### REQUIRED WORK
Filter the records below for the word "document". Copy each line that holds it.

Dataset records:
----------

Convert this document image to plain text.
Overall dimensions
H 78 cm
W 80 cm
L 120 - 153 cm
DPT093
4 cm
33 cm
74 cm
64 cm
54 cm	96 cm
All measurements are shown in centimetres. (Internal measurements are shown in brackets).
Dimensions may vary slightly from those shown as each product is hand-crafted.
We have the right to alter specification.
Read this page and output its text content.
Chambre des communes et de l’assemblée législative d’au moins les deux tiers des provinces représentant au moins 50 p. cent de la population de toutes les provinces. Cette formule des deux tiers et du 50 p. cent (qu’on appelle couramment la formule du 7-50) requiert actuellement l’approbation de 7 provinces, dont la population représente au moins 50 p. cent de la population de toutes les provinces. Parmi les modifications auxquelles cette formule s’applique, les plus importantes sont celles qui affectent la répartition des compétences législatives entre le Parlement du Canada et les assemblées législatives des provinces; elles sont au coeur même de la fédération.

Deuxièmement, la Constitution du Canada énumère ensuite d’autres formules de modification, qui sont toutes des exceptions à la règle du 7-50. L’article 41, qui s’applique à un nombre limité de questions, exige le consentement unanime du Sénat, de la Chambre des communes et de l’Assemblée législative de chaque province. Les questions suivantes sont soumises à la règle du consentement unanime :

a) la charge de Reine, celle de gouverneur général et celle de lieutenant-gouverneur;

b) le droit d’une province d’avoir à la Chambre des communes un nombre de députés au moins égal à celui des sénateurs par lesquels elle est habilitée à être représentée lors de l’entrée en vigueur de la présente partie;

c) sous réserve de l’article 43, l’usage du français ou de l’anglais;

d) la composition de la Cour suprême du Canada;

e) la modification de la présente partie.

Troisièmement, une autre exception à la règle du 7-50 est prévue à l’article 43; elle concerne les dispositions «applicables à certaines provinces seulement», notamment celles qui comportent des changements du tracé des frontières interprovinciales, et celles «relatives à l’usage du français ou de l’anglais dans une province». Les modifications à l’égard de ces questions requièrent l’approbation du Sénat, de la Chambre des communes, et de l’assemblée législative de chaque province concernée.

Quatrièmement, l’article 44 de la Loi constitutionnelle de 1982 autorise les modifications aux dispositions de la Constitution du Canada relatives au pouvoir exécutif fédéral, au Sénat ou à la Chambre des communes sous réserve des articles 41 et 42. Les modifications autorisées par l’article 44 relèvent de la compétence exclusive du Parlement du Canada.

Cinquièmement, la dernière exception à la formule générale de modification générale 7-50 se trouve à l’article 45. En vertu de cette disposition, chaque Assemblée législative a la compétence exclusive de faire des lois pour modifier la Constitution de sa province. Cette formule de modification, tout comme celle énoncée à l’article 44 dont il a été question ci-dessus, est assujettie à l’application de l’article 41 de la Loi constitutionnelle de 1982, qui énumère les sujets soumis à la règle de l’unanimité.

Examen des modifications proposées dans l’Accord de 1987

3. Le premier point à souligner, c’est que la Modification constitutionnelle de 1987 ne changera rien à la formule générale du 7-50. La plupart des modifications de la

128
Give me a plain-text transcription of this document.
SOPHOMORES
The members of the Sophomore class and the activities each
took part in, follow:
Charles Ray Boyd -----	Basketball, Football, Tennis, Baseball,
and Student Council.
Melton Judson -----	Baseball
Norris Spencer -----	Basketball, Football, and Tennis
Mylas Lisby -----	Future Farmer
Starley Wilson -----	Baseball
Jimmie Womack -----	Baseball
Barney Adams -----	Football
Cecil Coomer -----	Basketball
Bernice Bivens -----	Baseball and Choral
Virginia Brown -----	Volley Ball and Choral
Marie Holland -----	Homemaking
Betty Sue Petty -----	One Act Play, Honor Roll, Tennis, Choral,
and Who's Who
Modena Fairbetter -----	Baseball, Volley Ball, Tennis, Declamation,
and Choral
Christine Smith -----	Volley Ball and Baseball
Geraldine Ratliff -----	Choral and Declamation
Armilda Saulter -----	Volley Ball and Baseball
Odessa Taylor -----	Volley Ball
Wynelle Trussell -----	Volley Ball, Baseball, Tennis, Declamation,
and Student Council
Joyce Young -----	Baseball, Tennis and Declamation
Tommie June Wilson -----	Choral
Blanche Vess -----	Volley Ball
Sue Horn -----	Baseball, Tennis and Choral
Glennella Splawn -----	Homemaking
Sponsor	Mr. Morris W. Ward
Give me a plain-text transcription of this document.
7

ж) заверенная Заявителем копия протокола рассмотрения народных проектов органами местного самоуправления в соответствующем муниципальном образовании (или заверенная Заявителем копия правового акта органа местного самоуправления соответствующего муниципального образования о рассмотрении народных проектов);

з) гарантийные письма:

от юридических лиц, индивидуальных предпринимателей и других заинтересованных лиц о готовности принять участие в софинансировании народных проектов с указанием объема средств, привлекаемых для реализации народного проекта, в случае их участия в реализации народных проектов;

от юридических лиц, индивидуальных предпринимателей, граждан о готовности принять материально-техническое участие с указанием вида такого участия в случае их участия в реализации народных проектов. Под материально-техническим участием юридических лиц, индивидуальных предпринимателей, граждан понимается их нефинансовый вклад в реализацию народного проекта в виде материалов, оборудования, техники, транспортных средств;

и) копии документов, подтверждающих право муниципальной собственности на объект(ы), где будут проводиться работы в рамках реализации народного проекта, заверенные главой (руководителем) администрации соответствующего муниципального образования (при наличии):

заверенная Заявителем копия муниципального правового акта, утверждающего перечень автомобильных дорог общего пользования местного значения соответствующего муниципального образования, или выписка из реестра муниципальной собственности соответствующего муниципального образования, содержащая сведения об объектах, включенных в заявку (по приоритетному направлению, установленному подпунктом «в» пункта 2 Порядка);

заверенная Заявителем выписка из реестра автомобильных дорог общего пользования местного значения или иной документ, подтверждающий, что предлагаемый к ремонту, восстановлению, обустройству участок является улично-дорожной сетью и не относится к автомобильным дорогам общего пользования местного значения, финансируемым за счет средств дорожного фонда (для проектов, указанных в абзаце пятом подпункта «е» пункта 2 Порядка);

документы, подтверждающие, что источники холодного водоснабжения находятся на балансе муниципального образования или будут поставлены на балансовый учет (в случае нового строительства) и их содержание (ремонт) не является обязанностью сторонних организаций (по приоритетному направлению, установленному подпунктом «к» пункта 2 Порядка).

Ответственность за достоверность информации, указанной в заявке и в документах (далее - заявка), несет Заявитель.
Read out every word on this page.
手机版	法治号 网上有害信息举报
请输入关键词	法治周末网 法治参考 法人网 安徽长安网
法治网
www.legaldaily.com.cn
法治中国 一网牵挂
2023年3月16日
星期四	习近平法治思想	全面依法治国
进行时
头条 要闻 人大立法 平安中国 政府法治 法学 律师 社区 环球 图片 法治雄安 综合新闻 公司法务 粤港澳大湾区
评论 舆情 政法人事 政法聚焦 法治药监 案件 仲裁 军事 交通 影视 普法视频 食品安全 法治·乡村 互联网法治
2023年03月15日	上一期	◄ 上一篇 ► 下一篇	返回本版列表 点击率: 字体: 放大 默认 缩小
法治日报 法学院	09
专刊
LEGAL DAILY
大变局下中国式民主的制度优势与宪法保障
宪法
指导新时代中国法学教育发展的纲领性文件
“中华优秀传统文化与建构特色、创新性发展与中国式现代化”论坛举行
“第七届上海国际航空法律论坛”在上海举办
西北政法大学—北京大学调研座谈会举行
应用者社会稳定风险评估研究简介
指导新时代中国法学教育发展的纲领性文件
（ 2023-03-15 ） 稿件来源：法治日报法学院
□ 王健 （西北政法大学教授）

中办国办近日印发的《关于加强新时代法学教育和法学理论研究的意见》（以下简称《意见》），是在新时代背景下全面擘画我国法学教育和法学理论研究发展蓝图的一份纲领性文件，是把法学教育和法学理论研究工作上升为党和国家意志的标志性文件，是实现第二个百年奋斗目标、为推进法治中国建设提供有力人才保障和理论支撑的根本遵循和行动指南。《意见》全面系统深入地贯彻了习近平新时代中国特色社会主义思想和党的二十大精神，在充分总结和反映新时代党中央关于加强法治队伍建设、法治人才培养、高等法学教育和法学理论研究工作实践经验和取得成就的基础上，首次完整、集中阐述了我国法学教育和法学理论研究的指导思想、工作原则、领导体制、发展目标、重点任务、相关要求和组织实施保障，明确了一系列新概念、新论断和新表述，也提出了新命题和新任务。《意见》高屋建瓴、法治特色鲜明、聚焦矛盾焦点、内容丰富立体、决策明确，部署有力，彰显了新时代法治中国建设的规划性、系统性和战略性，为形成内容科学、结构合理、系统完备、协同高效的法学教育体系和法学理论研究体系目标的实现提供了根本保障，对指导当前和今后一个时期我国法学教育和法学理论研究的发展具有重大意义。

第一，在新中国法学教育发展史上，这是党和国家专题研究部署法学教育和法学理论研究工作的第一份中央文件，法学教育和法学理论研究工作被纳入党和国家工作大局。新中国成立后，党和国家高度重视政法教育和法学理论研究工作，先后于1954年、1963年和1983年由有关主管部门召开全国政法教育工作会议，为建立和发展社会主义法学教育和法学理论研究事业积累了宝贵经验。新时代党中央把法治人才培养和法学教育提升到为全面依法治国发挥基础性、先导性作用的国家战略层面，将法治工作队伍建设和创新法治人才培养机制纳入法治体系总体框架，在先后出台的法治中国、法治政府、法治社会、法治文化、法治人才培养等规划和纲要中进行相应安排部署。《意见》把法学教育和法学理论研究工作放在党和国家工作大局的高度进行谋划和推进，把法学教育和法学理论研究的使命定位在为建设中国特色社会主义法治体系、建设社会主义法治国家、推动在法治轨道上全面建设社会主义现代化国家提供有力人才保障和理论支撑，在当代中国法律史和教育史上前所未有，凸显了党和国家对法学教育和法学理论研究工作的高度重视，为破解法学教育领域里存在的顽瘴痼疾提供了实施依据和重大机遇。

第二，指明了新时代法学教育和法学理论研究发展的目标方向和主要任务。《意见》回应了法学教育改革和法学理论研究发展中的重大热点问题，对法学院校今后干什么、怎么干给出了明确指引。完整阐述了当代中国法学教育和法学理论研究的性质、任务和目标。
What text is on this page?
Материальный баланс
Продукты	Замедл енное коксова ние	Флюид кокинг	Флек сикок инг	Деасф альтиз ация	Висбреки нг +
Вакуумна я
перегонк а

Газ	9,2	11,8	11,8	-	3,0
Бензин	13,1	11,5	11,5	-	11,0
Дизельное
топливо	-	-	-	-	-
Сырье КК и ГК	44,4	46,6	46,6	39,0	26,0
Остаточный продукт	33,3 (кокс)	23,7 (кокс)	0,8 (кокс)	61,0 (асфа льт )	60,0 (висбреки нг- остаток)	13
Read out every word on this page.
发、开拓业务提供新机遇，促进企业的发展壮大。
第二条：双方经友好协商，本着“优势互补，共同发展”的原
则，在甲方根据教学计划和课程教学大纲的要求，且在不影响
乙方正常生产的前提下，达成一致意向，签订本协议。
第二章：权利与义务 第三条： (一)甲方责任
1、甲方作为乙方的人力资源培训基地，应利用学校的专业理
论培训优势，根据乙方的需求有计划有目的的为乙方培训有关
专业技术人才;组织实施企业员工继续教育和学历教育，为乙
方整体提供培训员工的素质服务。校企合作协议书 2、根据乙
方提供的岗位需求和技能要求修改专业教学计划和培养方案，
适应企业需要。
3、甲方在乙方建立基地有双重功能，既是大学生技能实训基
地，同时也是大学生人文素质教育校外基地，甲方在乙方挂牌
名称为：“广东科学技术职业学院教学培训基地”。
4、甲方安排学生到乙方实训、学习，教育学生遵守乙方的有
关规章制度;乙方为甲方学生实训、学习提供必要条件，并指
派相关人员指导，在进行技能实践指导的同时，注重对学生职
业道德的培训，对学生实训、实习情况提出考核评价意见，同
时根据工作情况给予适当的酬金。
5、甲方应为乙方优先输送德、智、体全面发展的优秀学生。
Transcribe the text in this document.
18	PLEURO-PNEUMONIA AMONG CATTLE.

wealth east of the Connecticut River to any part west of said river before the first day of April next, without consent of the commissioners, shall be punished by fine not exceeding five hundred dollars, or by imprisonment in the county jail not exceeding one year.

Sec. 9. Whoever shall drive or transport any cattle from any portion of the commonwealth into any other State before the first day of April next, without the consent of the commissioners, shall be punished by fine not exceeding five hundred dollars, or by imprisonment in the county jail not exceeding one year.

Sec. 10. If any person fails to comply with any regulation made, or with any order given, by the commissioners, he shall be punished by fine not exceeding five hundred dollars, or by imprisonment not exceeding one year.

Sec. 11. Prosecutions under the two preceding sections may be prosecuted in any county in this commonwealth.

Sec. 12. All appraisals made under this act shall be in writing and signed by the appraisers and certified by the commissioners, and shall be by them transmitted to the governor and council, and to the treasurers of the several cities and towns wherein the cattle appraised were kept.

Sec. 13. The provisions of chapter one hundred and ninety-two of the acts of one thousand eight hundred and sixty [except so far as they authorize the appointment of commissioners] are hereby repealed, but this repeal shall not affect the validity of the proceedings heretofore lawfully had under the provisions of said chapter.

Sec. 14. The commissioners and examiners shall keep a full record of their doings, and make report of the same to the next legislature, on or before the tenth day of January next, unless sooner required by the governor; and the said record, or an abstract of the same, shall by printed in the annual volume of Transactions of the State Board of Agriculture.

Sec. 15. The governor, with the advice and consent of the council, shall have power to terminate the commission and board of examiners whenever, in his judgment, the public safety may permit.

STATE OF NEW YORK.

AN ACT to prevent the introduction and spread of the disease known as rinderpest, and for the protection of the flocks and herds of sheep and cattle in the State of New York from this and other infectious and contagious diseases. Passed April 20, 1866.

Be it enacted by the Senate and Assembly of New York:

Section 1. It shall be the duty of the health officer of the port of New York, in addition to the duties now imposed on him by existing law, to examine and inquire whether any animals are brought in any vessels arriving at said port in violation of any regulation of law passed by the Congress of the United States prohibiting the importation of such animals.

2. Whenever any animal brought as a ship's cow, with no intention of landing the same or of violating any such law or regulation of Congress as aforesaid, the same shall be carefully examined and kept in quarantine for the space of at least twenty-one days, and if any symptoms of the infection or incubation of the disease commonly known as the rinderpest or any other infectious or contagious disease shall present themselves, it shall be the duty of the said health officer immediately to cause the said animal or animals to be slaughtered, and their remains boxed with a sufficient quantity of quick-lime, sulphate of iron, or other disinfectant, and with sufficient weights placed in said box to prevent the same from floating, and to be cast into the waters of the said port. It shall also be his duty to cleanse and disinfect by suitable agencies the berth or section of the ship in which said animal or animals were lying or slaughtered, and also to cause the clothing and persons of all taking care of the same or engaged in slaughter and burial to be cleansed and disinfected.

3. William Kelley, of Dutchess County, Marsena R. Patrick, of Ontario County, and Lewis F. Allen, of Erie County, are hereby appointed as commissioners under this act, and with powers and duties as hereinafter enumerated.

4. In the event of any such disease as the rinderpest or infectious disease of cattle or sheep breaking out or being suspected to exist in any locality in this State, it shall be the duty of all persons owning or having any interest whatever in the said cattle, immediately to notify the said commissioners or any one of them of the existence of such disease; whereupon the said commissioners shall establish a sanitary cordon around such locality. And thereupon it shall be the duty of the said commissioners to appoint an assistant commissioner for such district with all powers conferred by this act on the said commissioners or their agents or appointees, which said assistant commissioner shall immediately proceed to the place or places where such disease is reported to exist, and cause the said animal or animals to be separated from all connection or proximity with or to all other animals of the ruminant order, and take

----------

### WORKED SOLUTION
Convert this document image to plain text.
Give me a plain-text transcription of this document.
Give me a plain-text transcription of this document.
Transcribe the text in this document.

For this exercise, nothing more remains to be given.